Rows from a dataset
• • • • •

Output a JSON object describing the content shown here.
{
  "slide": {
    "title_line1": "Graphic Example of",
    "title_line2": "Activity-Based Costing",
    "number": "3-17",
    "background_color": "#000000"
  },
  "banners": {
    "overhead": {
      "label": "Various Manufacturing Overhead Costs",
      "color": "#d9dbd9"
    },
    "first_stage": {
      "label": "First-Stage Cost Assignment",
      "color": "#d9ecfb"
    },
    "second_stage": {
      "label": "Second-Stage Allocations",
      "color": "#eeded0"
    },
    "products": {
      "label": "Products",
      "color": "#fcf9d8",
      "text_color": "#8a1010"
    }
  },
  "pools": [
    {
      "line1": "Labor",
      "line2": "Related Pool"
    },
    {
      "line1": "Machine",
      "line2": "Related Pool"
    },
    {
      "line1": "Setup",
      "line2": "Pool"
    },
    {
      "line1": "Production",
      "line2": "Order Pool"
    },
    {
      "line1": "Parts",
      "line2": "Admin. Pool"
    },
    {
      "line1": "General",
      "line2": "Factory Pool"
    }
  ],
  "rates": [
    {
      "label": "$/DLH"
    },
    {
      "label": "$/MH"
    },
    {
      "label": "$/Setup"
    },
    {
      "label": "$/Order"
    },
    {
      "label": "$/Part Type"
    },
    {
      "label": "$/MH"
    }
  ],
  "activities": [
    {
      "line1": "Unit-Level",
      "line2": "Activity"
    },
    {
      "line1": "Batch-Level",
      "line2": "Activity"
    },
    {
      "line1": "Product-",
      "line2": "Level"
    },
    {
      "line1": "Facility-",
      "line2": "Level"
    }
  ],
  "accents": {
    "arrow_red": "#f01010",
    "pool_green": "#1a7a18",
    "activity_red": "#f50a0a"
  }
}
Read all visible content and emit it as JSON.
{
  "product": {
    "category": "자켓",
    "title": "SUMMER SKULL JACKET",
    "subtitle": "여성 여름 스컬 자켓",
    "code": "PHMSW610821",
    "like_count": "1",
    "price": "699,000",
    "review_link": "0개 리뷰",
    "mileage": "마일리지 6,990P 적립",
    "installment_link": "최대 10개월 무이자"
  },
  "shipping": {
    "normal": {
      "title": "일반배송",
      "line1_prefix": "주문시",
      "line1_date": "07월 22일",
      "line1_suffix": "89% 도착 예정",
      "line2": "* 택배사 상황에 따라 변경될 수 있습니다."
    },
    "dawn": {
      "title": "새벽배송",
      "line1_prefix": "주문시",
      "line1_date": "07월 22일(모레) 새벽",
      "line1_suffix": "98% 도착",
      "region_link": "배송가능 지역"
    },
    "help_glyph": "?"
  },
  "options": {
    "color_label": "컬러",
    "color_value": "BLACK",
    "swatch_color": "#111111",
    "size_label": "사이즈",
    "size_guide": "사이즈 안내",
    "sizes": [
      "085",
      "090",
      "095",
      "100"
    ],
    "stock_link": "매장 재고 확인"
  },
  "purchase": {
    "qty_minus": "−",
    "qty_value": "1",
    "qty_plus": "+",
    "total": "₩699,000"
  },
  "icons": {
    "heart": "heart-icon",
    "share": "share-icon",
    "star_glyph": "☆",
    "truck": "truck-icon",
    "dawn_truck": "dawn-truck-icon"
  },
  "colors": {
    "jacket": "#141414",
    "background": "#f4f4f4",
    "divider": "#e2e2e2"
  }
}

• • • • •

Every entry should be printed again exactly as written.

Output a JSON object describing the content shown here.
{
  "slide": {
    "title_line1": "Graphic Example of",
    "title_line2": "Activity-Based Costing",
    "number": "3-17",
    "background_color": "#000000"
  },
  "banners": {
    "overhead": {
      "label": "Various Manufacturing Overhead Costs",
      "color": "#d9dbd9"
    },
    "first_stage": {
      "label": "First-Stage Cost Assignment",
      "color": "#d9ecfb"
    },
    "second_stage": {
      "label": "Second-Stage Allocations",
      "color": "#eeded0"
    },
    "products": {
      "label": "Products",
      "color": "#fcf9d8",
      "text_color": "#8a1010"
    }
  },
  "pools": [
    {
      "line1": "Labor",
      "line2": "Related Pool"
    },
    {
      "line1": "Machine",
      "line2": "Related Pool"
    },
    {
      "line1": "Setup",
      "line2": "Pool"
    },
    {
      "line1": "Production",
      "line2": "Order Pool"
    },
    {
      "line1": "Parts",
      "line2": "Admin. Pool"
    },
    {
      "line1": "General",
      "line2": "Factory Pool"
    }
  ],
  "rates": [
    {
      "label": "$/DLH"
    },
    {
      "label": "$/MH"
    },
    {
      "label": "$/Setup"
    },
    {
      "label": "$/Order"
    },
    {
      "label": "$/Part Type"
    },
    {
      "label": "$/MH"
    }
  ],
  "activities": [
    {
      "line1": "Unit-Level",
      "line2": "Activity"
    },
    {
      "line1": "Batch-Level",
      "line2": "Activity"
    },
    {
      "line1": "Product-",
      "line2": "Level"
    },
    {
      "line1": "Facility-",
      "line2": "Level"
    }
  ],
  "accents": {
    "arrow_red": "#f01010",
    "pool_green": "#1a7a18",
    "activity_red": "#f50a0a"
  }
}
Read all visible content and emit it as JSON.
{
  "product": {
    "category": "자켓",
    "title": "SUMMER SKULL JACKET",
    "subtitle": "여성 여름 스컬 자켓",
    "code": "PHMSW610821",
    "like_count": "1",
    "price": "699,000",
    "review_link": "0개 리뷰",
    "mileage": "마일리지 6,990P 적립",
    "installment_link": "최대 10개월 무이자"
  },
  "shipping": {
    "normal": {
      "title": "일반배송",
      "line1_prefix": "주문시",
      "line1_date": "07월 22일",
      "line1_suffix": "89% 도착 예정",
      "line2": "* 택배사 상황에 따라 변경될 수 있습니다."
    },
    "dawn": {
      "title": "새벽배송",
      "line1_prefix": "주문시",
      "line1_date": "07월 22일(모레) 새벽",
      "line1_suffix": "98% 도착",
      "region_link": "배송가능 지역"
    },
    "help_glyph": "?"
  },
  "options": {
    "color_label": "컬러",
    "color_value": "BLACK",
    "swatch_color": "#111111",
    "size_label": "사이즈",
    "size_guide": "사이즈 안내",
    "sizes": [
      "085",
      "090",
      "095",
      "100"
    ],
    "stock_link": "매장 재고 확인"
  },
  "purchase": {
    "qty_minus": "−",
    "qty_value": "1",
    "qty_plus": "+",
    "total": "₩699,000"
  },
  "icons": {
    "heart": "heart-icon",
    "share": "share-icon",
    "star_glyph": "☆",
    "truck": "truck-icon",
    "dawn_truck": "dawn-truck-icon"
  },
  "colors": {
    "jacket": "#141414",
    "background": "#f4f4f4",
    "divider": "#e2e2e2"
  }
}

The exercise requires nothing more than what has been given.